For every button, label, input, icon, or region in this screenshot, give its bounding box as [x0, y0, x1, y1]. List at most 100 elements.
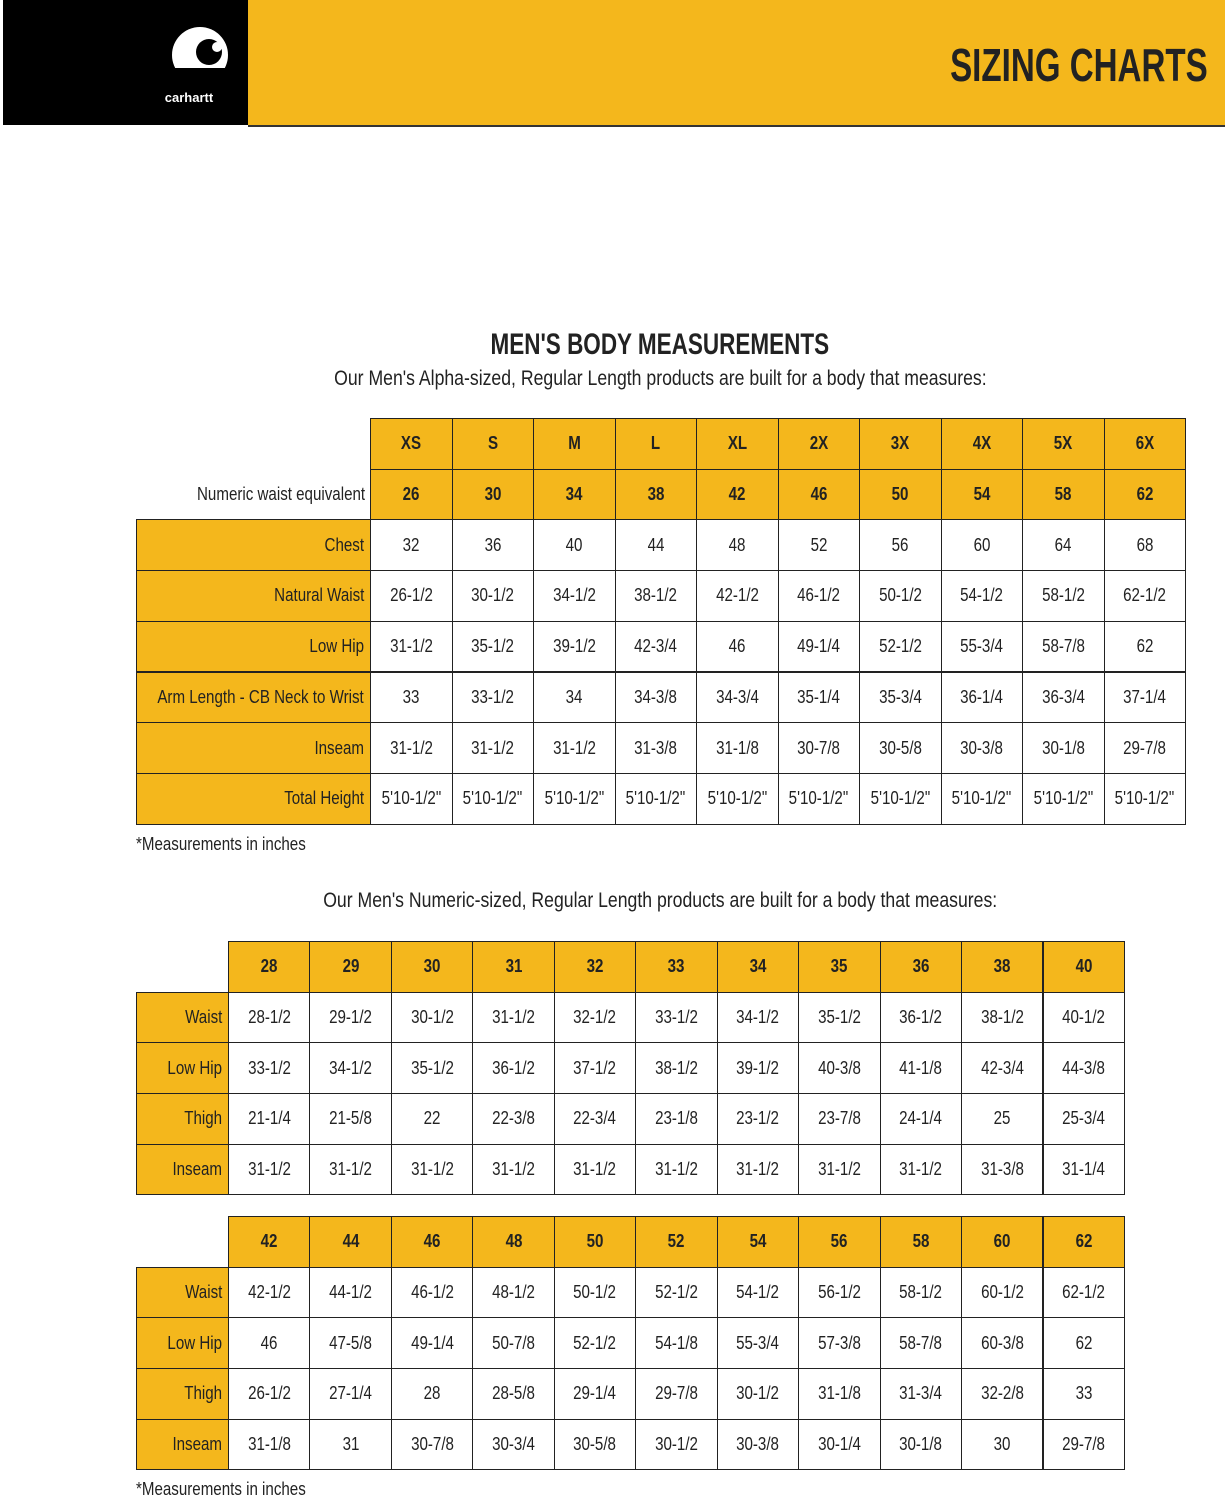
measurement: 44-1/2 [309, 1266, 392, 1319]
measurement: 31-1/2 [472, 1143, 555, 1196]
measurement: 31-1/2 [635, 1143, 718, 1196]
row-label: Chest [136, 519, 371, 572]
measurement-text: 41-1/8 [899, 1057, 943, 1078]
measurement-text: 31-3/8 [634, 737, 678, 758]
measurement-text: 5'10-1/2" [462, 788, 523, 809]
size-header-text: 48 [505, 1231, 522, 1252]
row-label: Total Height [136, 772, 371, 825]
measurement-text: 33-1/2 [471, 686, 515, 707]
measurement-text: 58-1/2 [1041, 585, 1085, 606]
row-label-text: Waist [184, 1282, 222, 1303]
measurement: 5'10-1/2" [614, 772, 697, 825]
measurement: 31-1/2 [390, 1143, 474, 1196]
size-header: 6X [1103, 418, 1186, 470]
section-title: MEN'S BODY MEASUREMENTS [490, 328, 830, 361]
measurement-text: 44-3/8 [1062, 1057, 1106, 1078]
measurement: 30-3/4 [472, 1418, 555, 1471]
measurement-text: 5'10-1/2" [1033, 788, 1094, 809]
measurement-text: 54-1/8 [655, 1332, 698, 1353]
measurement-text: 31-3/4 [899, 1383, 943, 1404]
measurement: 56 [859, 519, 942, 572]
measurement: 38-1/2 [961, 991, 1044, 1044]
measurement: 34-3/4 [696, 671, 779, 724]
size-header-text: 38 [993, 956, 1011, 977]
row-label-text: Inseam [172, 1159, 222, 1180]
measurement: 31-1/2 [798, 1143, 881, 1196]
measurement-text: 5'10-1/2" [951, 788, 1012, 809]
measurement: 62-1/2 [1042, 1266, 1125, 1319]
measurement-text: 32-1/2 [573, 1007, 617, 1028]
measurement: 30-5/8 [553, 1418, 637, 1471]
measurement: 38-1/2 [614, 570, 697, 622]
measurement-text: 54-1/2 [736, 1282, 780, 1303]
measurement: 5'10-1/2" [533, 772, 616, 825]
measurement-text: 50-7/8 [492, 1332, 535, 1353]
measurement-text: 31-1/8 [817, 1383, 861, 1404]
measurement: 31-1/2 [879, 1143, 963, 1196]
row-label: Inseam [136, 1418, 229, 1471]
measurement: 58-7/8 [1022, 620, 1105, 673]
measurement-text: 21-5/8 [329, 1108, 373, 1129]
measurement-text: 30-3/8 [960, 737, 1004, 758]
size-header: 31 [472, 941, 555, 993]
measurement: 50-1/2 [859, 570, 942, 622]
measurement-text: 30-1/4 [817, 1434, 861, 1455]
measurement: 30-3/8 [940, 722, 1023, 774]
measurement: 40-1/2 [1042, 991, 1125, 1044]
measurement: 64 [1022, 519, 1105, 572]
measurement-text: 39-1/2 [552, 636, 596, 657]
measurement: 31-3/4 [879, 1368, 963, 1420]
measurement-text: 38-1/2 [634, 585, 678, 606]
measurement-text: 31-1/8 [715, 737, 759, 758]
size-header-text: 40 [1075, 956, 1093, 977]
measurement: 31-1/2 [451, 722, 534, 774]
measurement-text: 36-1/4 [960, 686, 1004, 707]
measurement: 56-1/2 [798, 1266, 881, 1319]
measurement: 5'10-1/2" [859, 772, 942, 825]
measurement: 5'10-1/2" [451, 772, 534, 825]
measurement-text: 28-5/8 [492, 1383, 535, 1404]
row-label-text: Arm Length - CB Neck to Wrist [157, 686, 364, 707]
row-label-text: Numeric waist equivalent [196, 484, 365, 505]
measurement-text: 56 [891, 534, 909, 555]
measurement-text: 31-1/2 [329, 1159, 373, 1180]
size-header: 4X [940, 418, 1023, 470]
measurement: 52 [777, 519, 860, 572]
logo-text: carhartt [165, 90, 214, 105]
waist-equivalent-text: 58 [1054, 484, 1072, 505]
measurement-text: 60-3/8 [980, 1332, 1024, 1353]
measurement-text: 42-1/2 [715, 585, 759, 606]
measurement-text: 5'10-1/2" [870, 788, 931, 809]
measurement: 48-1/2 [472, 1266, 555, 1319]
measurement-text: 30-1/2 [736, 1383, 780, 1404]
measurement: 30-1/2 [451, 570, 534, 622]
measurement-text: 32 [402, 534, 420, 555]
measurement: 52-1/2 [859, 620, 942, 673]
measurement-text: 36-3/4 [1041, 686, 1085, 707]
measurement-text: 36-1/2 [899, 1007, 943, 1028]
measurement: 30-5/8 [859, 722, 942, 774]
measurement-text: 34-3/4 [715, 686, 759, 707]
measurement: 60 [940, 519, 1023, 572]
measurement: 22 [390, 1093, 474, 1145]
page-title: SIZING CHARTS [950, 39, 1208, 91]
row-label: Waist [136, 1266, 229, 1319]
measurement-text: 31-1/2 [655, 1159, 698, 1180]
size-header-text: 36 [912, 956, 930, 977]
size-header-text: 33 [668, 956, 685, 977]
row-label: Inseam [136, 1143, 229, 1196]
measurement-text: 23-1/2 [736, 1108, 780, 1129]
row-label: Inseam [136, 722, 371, 774]
measurement: 31-1/2 [309, 1143, 392, 1196]
measurement-text: 31 [342, 1434, 360, 1455]
measurement-text: 31-1/2 [492, 1159, 535, 1180]
size-header: 29 [309, 941, 392, 993]
measurement: 34 [533, 671, 616, 724]
size-header: 60 [961, 1216, 1044, 1268]
size-header: 30 [390, 941, 474, 993]
size-header-text: XL [727, 433, 747, 454]
measurement-text: 31-1/2 [736, 1159, 780, 1180]
row-label-text: Inseam [314, 737, 364, 758]
size-header: XS [370, 418, 453, 470]
measurement-text: 30-7/8 [797, 737, 841, 758]
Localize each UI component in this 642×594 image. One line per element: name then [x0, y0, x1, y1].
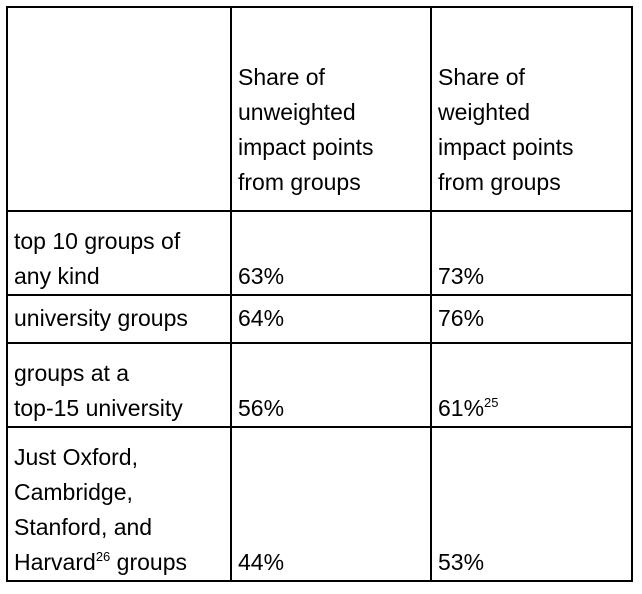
● ● ●
- Problem: From the listing above, pull out every line that contains the string "title".

- Answer below:
section-title: MEN'S BODY MEASUREMENTS [490, 328, 830, 361]
page-title: SIZING CHARTS [950, 39, 1208, 91]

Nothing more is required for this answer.